[begin Material provided]

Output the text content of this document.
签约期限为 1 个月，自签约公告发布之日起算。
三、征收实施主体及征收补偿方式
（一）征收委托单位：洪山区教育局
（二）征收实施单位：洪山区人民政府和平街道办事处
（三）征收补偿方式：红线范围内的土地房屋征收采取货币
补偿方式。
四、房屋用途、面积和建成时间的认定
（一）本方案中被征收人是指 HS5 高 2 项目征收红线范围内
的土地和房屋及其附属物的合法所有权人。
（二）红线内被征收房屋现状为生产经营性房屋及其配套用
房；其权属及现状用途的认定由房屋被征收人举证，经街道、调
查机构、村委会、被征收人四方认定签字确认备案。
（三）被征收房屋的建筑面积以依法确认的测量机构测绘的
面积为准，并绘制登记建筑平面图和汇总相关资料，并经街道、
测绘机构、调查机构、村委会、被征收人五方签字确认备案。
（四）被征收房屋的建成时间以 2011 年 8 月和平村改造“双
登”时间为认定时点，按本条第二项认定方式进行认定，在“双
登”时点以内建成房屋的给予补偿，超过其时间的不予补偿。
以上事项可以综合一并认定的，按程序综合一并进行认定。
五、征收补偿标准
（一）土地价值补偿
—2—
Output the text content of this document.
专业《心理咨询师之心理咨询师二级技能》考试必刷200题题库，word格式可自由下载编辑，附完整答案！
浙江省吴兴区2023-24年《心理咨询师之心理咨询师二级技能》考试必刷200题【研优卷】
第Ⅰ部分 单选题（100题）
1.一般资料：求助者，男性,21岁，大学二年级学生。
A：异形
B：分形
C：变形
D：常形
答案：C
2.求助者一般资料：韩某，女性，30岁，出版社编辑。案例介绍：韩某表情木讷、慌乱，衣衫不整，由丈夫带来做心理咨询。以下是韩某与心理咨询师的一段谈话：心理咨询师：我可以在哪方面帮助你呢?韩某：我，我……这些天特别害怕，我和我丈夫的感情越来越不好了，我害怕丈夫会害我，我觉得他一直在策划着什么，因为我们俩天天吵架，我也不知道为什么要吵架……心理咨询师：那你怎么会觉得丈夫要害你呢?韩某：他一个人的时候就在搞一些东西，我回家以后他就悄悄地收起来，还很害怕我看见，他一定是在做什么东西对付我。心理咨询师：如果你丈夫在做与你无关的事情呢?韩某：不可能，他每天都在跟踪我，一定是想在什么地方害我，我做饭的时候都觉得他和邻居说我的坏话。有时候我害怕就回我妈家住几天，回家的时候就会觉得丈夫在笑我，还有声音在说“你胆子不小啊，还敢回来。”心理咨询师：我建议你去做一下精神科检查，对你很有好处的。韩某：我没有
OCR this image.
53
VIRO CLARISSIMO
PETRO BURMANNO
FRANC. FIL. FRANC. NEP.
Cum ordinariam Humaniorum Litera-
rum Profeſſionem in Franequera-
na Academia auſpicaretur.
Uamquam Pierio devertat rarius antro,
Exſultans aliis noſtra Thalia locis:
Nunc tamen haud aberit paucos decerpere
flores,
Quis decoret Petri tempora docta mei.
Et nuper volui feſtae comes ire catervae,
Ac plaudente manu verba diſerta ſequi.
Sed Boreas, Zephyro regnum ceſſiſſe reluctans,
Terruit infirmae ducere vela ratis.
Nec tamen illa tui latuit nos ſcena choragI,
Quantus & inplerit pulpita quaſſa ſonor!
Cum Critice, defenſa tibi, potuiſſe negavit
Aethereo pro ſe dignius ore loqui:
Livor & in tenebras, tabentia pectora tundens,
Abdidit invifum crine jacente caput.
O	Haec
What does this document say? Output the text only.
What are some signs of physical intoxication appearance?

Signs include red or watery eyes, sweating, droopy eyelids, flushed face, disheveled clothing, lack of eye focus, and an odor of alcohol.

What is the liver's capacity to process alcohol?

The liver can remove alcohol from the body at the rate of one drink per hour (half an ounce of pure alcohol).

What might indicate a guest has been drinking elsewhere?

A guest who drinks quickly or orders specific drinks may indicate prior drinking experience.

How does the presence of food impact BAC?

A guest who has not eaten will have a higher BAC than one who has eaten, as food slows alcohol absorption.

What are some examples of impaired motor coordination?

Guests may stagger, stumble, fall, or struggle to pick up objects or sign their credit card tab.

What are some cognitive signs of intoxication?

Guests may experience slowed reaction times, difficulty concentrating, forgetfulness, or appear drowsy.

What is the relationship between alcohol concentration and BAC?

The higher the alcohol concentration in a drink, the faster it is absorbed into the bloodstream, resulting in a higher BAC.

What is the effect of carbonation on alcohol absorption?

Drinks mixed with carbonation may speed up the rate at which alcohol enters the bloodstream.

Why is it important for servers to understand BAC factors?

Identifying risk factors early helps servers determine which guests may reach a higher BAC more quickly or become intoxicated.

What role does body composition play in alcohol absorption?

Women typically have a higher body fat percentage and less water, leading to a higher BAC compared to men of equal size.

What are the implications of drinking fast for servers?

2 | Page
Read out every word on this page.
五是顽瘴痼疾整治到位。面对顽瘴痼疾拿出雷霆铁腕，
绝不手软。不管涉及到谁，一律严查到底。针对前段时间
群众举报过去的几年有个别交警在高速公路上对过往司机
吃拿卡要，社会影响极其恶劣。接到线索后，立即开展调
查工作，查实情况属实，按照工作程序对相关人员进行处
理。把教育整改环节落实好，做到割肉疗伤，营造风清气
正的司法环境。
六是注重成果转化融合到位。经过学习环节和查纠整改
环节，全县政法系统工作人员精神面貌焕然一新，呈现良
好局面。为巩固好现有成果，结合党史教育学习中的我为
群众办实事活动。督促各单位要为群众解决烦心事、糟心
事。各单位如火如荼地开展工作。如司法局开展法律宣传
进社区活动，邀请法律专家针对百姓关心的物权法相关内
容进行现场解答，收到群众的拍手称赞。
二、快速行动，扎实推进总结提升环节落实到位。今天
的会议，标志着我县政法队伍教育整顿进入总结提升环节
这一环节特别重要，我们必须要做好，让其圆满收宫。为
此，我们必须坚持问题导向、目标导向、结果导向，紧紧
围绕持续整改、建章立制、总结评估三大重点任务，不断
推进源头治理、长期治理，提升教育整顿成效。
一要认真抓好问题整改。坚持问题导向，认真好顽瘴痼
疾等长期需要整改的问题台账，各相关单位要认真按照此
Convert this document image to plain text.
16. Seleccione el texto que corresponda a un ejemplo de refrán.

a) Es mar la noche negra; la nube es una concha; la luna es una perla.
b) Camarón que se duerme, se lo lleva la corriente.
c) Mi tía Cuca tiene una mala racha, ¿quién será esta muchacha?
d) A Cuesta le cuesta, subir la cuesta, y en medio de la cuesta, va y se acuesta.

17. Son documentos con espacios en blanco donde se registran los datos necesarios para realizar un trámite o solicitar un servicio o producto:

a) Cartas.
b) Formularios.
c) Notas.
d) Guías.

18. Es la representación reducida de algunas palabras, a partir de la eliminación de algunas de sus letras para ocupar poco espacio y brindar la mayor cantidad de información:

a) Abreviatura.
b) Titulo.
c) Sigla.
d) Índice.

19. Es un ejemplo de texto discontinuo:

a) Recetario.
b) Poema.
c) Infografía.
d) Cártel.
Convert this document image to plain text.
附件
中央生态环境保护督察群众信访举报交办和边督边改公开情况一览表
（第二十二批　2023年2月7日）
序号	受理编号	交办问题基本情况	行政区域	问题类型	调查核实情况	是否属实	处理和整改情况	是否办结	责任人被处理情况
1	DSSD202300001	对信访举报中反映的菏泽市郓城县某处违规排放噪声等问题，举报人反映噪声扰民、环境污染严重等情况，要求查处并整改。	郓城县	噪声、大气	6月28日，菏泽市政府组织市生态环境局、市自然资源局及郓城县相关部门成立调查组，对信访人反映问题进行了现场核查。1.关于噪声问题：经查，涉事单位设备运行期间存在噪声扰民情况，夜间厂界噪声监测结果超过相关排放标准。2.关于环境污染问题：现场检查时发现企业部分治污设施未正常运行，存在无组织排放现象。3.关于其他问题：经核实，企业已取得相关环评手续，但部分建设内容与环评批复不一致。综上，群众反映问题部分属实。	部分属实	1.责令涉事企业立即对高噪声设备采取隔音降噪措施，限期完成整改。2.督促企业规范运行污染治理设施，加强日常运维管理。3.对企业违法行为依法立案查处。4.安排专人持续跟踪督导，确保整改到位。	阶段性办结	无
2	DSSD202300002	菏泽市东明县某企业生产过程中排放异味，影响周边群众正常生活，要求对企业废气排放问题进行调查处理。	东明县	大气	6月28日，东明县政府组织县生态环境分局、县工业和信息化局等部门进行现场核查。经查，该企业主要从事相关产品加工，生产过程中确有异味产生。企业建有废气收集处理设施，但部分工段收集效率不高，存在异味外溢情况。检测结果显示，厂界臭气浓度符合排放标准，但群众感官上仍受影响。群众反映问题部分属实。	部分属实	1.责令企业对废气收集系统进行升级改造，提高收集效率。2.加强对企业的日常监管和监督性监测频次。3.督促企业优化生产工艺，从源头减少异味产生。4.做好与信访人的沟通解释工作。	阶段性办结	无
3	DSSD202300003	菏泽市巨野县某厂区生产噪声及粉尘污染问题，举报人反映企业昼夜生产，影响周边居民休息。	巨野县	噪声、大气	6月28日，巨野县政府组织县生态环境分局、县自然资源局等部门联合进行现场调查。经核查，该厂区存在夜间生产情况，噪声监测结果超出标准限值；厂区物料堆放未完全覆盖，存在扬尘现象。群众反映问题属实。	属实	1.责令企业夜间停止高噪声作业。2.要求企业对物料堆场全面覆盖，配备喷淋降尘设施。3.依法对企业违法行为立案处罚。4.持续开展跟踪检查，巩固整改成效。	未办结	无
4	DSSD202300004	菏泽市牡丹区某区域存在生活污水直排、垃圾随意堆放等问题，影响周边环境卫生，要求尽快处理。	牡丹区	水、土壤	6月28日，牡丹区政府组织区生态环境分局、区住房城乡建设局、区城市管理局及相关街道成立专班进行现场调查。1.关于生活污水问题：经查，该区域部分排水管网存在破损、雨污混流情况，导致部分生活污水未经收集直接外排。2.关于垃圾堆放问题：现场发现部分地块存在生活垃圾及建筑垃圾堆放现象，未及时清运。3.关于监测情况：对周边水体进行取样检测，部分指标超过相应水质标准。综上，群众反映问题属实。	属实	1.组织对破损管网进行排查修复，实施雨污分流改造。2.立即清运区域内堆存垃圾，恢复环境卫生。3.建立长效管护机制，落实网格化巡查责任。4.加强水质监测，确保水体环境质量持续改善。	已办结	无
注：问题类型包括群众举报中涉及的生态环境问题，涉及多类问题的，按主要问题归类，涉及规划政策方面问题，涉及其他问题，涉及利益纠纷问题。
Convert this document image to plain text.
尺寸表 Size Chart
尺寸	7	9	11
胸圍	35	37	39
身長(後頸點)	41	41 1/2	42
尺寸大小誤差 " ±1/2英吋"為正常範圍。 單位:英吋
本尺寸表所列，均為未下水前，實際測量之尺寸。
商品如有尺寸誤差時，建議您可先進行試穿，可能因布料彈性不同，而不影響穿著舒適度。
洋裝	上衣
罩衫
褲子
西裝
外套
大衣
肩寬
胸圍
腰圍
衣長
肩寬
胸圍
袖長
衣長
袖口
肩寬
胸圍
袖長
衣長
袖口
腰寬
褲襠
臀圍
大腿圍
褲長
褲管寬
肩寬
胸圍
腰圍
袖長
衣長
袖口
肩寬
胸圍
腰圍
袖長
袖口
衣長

[end Material provided]

> Prompt: Isolate the lines that hold the word "food" and copy all of them.

> Answer to this problem:
How does the presence of food impact BAC?
A guest who has not eaten will have a higher BAC than one who has eaten, as food slows alcohol absorption.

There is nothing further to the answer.